记录摘录
============================================================

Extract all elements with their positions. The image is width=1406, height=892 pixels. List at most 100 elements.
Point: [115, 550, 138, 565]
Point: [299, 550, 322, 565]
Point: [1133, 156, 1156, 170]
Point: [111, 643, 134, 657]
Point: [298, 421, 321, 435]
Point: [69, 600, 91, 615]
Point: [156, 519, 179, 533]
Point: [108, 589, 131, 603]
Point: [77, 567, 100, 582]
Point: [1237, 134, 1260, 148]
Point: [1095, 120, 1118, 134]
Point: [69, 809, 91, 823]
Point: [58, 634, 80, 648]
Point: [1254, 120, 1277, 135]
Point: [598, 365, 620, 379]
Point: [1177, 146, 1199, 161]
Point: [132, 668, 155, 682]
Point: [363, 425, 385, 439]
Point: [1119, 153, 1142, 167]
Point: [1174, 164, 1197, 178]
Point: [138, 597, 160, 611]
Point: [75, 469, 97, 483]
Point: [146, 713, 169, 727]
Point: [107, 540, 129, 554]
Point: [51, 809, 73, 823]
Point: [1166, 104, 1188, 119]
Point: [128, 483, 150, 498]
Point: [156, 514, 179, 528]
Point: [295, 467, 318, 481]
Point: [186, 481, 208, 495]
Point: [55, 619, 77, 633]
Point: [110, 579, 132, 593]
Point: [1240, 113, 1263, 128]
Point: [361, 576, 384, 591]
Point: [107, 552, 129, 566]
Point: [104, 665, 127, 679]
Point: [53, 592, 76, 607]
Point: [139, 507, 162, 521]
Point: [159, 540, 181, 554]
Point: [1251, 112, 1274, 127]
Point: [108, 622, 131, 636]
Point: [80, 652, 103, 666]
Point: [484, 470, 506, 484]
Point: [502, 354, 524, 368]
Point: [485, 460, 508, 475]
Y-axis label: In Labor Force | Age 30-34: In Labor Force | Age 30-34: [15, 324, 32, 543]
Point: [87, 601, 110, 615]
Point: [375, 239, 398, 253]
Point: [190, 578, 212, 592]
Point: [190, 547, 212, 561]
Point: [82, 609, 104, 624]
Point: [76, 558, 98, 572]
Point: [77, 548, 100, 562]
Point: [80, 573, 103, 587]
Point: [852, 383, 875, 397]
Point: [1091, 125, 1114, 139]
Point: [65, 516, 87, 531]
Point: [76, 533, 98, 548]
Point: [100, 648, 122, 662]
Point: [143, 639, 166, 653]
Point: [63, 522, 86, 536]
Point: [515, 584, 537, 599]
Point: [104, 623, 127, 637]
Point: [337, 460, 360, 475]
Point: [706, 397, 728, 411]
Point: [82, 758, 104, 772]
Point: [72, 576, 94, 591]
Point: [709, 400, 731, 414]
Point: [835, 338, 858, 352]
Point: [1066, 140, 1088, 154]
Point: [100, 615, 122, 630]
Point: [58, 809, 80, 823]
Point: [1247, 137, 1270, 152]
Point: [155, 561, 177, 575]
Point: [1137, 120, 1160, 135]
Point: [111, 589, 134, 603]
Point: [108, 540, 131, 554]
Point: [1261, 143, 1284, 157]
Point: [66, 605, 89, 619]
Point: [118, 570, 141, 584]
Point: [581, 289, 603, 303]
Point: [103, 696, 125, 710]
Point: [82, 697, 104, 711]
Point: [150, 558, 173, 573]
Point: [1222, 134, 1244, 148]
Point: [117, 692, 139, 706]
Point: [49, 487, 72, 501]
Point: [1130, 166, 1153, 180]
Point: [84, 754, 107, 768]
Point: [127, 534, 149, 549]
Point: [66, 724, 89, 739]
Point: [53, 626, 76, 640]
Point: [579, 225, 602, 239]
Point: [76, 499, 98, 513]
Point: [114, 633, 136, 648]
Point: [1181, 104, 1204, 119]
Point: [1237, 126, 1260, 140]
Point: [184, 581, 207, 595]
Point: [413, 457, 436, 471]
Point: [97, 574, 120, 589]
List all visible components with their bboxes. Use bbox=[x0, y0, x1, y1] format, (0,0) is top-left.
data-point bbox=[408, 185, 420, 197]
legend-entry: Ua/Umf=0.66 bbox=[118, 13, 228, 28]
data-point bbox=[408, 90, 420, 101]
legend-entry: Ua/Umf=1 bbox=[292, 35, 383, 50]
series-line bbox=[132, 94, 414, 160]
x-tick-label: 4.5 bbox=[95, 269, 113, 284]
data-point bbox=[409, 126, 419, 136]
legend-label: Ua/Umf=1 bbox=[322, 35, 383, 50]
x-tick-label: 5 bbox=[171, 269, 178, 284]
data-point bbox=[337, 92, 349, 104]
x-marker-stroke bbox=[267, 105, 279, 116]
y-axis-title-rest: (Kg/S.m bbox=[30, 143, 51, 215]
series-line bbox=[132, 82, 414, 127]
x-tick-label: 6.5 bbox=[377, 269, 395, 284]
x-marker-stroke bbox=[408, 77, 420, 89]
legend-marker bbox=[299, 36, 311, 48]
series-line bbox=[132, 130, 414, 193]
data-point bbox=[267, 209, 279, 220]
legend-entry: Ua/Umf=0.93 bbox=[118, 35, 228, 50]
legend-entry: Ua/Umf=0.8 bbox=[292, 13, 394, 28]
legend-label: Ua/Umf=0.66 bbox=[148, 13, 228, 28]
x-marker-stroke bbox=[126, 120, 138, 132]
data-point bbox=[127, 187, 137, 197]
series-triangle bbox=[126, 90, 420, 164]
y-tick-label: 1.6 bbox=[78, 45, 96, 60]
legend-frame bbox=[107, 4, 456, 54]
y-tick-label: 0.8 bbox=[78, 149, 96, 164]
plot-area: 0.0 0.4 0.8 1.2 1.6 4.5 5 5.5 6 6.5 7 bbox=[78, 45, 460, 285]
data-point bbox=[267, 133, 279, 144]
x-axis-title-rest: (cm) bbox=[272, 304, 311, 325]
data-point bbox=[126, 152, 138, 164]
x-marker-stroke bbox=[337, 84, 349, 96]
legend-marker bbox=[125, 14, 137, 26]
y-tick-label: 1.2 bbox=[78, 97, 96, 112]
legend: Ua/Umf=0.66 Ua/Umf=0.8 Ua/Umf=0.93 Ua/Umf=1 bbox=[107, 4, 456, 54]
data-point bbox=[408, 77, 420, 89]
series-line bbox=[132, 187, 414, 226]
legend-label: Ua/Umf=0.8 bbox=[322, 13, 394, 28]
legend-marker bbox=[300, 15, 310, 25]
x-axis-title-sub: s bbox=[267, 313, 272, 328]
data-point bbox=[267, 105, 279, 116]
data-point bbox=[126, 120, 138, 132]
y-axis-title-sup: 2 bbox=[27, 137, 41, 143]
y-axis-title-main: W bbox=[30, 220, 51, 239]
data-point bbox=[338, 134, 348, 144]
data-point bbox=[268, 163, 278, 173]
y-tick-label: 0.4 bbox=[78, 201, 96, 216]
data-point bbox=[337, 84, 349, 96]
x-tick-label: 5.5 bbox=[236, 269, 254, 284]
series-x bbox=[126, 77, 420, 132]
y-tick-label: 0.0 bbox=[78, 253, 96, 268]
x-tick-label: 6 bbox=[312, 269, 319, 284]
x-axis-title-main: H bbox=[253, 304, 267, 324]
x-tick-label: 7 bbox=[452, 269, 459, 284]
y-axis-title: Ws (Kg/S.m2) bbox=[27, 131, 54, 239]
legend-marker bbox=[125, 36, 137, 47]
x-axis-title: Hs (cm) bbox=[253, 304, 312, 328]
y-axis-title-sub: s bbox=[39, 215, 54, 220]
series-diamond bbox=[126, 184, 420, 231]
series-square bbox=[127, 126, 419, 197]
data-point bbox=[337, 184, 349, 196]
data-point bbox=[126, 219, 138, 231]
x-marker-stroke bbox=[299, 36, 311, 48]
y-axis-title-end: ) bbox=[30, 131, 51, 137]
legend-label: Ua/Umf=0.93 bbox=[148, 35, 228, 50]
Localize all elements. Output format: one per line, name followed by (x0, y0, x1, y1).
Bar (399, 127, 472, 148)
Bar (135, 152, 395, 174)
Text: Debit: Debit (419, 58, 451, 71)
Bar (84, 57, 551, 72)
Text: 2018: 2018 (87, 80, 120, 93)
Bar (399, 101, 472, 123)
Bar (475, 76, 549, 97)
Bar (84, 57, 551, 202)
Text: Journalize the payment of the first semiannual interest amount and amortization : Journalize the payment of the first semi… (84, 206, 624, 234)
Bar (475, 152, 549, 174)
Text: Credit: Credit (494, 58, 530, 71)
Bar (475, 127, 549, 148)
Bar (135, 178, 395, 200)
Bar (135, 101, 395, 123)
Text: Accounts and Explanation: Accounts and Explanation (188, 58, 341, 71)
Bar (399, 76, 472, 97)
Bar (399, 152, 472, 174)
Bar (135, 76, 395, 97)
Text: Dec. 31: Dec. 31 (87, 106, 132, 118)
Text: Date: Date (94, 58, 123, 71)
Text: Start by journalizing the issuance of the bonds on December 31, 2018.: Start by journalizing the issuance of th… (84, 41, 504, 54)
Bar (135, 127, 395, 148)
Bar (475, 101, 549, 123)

============================================================

题目
请把从记录开头到含有"Point: [1254, 120, 1277, 135]"的那一行（首尾两行均包括在内）重新写出，将其中的"pixels"替换为"px"，其余内容一律不变。

书面作答
Extract all elements with their positions. The image is width=1406, height=892 px. List at most 100 elements.
Point: [115, 550, 138, 565]
Point: [299, 550, 322, 565]
Point: [1133, 156, 1156, 170]
Point: [111, 643, 134, 657]
Point: [298, 421, 321, 435]
Point: [69, 600, 91, 615]
Point: [156, 519, 179, 533]
Point: [108, 589, 131, 603]
Point: [77, 567, 100, 582]
Point: [1237, 134, 1260, 148]
Point: [1095, 120, 1118, 134]
Point: [69, 809, 91, 823]
Point: [58, 634, 80, 648]
Point: [1254, 120, 1277, 135]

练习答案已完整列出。